>> begin

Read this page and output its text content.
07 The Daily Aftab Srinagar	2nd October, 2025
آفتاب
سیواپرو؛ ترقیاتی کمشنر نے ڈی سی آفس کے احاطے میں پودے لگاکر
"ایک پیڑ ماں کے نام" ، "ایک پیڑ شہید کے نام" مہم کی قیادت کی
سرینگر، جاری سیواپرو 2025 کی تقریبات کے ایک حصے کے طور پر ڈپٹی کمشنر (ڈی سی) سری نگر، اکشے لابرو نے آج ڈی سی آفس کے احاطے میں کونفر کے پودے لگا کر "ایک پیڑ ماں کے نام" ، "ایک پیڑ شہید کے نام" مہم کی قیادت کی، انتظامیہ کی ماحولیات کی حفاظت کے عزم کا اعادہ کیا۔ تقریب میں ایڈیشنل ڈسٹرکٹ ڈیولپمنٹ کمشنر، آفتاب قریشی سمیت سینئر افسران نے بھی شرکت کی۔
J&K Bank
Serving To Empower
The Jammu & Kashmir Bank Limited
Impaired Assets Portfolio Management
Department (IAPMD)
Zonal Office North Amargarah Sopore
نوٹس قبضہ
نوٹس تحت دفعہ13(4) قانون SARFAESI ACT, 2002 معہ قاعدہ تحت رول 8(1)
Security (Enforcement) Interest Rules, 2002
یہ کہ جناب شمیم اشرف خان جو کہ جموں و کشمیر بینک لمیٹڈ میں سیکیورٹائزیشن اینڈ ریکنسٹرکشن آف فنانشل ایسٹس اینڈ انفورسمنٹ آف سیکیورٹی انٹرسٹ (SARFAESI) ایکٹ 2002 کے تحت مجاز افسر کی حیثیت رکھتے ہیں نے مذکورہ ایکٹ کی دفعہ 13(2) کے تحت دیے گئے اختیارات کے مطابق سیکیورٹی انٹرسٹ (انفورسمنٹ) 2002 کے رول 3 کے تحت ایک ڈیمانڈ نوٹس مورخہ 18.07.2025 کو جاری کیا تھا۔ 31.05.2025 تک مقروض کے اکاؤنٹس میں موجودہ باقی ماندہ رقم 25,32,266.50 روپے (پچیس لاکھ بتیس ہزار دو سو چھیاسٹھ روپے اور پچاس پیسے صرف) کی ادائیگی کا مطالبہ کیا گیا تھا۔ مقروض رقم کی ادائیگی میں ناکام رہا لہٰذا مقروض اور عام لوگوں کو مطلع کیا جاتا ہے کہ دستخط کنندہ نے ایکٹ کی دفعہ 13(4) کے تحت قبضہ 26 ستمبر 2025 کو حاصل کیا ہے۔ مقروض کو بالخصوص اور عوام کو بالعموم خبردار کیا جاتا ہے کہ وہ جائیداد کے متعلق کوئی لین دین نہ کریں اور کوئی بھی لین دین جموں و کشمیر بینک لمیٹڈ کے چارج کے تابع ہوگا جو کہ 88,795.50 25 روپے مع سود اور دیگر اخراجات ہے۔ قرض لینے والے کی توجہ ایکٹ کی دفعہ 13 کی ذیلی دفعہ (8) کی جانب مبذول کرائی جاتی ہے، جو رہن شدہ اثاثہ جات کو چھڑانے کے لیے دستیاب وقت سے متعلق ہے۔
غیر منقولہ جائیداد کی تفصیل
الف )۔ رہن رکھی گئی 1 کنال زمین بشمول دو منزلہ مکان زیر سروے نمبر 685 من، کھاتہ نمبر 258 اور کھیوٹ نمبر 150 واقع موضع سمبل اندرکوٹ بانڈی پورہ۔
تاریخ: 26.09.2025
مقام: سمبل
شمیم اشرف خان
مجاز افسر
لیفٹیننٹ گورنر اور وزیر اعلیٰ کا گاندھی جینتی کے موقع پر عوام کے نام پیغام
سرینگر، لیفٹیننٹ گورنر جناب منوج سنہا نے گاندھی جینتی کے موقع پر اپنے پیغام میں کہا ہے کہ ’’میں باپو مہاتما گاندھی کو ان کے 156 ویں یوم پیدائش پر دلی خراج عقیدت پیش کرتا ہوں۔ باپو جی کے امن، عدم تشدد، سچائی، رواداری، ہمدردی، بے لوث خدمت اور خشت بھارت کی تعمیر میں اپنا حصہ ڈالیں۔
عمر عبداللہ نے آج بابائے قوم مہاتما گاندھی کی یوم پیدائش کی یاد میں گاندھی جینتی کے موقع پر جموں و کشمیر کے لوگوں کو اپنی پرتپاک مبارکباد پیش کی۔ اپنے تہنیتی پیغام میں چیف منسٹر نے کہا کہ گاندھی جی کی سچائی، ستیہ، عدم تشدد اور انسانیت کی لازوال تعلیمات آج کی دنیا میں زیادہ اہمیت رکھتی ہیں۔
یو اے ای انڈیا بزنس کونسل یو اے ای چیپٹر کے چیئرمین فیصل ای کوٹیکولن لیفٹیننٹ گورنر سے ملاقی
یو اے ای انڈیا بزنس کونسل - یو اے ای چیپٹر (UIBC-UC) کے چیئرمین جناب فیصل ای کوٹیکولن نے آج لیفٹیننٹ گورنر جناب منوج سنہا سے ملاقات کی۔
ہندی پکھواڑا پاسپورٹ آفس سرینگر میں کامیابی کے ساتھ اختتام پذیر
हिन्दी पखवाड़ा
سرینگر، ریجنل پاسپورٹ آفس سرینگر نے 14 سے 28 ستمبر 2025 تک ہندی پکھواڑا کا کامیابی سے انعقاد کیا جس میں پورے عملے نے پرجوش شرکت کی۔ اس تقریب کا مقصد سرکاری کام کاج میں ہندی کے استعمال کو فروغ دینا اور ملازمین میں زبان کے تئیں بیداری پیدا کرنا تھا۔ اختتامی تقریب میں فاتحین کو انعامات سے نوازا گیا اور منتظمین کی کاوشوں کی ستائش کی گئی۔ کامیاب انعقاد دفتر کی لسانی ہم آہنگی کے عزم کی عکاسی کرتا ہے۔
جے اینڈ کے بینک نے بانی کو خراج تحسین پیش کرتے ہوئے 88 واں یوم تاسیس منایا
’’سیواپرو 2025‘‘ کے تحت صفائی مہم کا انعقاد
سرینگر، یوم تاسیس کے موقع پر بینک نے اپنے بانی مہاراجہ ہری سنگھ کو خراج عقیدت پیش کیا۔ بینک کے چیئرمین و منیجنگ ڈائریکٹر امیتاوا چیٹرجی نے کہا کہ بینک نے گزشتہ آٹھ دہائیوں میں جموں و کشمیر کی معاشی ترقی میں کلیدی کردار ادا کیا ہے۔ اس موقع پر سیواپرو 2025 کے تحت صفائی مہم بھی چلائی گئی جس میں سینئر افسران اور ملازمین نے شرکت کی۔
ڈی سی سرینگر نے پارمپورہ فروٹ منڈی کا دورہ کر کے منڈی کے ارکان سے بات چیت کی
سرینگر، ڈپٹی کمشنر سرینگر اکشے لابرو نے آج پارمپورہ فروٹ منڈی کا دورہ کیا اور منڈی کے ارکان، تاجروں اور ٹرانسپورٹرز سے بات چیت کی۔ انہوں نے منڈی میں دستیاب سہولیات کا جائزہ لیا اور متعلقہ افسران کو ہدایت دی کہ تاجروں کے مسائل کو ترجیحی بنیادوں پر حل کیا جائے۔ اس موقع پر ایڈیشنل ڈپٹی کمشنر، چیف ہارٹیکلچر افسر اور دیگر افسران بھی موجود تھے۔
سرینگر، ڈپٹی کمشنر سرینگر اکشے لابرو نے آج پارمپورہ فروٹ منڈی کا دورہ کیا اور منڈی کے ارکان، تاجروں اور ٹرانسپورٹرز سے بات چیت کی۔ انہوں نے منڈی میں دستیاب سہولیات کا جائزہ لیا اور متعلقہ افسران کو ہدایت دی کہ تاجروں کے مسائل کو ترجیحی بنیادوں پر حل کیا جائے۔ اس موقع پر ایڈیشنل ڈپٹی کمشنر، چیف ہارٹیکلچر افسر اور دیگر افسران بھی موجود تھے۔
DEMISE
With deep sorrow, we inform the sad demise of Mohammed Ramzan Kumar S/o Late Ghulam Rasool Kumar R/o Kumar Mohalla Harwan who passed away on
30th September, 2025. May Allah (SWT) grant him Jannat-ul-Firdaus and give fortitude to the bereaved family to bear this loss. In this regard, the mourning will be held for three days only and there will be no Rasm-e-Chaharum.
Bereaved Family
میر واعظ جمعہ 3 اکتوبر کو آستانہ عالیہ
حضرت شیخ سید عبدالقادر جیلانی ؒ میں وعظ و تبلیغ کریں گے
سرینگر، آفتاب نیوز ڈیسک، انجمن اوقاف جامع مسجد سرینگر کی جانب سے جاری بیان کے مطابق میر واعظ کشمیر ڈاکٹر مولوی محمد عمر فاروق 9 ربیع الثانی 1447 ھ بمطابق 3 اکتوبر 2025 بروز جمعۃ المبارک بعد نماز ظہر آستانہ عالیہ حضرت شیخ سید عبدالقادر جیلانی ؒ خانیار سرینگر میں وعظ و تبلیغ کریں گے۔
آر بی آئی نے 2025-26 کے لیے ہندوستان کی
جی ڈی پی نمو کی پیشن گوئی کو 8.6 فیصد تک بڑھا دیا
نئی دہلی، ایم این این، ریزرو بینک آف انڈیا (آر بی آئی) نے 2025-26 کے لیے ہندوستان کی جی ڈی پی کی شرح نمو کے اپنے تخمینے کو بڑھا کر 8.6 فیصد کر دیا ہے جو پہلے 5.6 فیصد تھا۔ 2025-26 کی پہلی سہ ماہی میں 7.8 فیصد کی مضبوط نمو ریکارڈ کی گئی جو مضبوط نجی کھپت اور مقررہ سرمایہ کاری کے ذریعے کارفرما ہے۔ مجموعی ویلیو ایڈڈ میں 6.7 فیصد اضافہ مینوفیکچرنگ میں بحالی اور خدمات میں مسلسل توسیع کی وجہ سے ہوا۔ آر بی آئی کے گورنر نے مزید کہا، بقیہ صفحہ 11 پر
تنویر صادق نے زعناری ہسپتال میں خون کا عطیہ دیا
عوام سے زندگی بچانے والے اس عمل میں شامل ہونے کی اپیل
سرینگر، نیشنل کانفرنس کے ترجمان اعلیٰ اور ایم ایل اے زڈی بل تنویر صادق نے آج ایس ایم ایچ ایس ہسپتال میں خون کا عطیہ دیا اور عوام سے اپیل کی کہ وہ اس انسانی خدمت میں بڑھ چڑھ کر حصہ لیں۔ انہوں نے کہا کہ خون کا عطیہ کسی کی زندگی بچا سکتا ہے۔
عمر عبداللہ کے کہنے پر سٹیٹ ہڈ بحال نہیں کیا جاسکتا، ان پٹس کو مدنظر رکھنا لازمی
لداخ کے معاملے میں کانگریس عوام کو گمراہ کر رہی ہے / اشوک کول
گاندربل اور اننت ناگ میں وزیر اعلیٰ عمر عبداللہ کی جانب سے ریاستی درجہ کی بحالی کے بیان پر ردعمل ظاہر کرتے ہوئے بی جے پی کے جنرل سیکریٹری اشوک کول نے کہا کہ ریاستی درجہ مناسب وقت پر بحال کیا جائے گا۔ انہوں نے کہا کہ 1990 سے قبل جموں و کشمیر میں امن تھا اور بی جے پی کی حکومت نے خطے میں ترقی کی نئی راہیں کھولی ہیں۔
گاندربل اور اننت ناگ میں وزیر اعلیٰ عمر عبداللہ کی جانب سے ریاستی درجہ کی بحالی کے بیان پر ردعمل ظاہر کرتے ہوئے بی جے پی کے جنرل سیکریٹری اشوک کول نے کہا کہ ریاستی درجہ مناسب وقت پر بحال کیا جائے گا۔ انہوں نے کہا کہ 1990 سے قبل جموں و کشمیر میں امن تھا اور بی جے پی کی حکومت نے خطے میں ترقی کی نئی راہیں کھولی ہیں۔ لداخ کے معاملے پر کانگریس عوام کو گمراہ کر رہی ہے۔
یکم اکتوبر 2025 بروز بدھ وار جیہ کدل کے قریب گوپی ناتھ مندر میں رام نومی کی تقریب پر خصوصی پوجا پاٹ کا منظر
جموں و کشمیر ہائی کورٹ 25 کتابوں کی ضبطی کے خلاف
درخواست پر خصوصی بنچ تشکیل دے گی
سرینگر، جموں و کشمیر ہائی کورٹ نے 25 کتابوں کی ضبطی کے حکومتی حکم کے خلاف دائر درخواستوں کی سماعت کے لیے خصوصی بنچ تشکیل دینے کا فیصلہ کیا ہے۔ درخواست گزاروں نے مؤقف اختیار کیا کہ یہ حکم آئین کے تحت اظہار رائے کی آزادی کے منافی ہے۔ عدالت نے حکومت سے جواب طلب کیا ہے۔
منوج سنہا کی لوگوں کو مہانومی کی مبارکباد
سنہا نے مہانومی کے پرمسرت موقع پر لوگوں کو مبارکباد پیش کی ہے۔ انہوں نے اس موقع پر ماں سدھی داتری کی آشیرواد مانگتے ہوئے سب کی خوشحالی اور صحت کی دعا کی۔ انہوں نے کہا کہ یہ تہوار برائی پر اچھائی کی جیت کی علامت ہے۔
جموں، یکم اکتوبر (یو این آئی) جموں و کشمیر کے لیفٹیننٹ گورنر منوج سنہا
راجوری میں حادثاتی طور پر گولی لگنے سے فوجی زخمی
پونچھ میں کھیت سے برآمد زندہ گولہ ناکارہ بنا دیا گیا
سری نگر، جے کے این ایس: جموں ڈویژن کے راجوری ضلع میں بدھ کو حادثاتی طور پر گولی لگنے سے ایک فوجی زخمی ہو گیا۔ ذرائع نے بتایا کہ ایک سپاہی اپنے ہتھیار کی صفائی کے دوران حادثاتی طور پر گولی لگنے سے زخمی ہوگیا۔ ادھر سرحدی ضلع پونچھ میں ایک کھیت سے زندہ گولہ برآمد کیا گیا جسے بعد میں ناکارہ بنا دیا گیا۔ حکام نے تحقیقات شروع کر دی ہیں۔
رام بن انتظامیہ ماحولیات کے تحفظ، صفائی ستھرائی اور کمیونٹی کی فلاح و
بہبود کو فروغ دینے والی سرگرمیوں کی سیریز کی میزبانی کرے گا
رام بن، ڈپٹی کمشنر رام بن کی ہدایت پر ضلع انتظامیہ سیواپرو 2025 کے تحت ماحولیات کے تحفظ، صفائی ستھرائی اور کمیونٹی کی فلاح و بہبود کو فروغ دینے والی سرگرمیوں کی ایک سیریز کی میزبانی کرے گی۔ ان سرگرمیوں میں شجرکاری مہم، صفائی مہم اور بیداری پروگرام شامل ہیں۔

>> end

* [Short exercise]: Search the data for the string "کورٹ". List each line that has it.

* [Correct answer]:
جموں و کشمیر ہائی کورٹ 25 کتابوں کی ضبطی کے خلاف
سرینگر، جموں و کشمیر ہائی کورٹ نے 25 کتابوں کی ضبطی کے حکومتی حکم کے خلاف دائر درخواستوں کی سماعت کے لیے خصوصی بنچ تشکیل دینے کا فیصلہ کیا ہے۔ درخواست گزاروں نے مؤقف اختیار کیا کہ یہ حکم آئین کے تحت اظہار رائے کی آزادی کے منافی ہے۔ عدالت نے حکومت سے جواب طلب کیا ہے۔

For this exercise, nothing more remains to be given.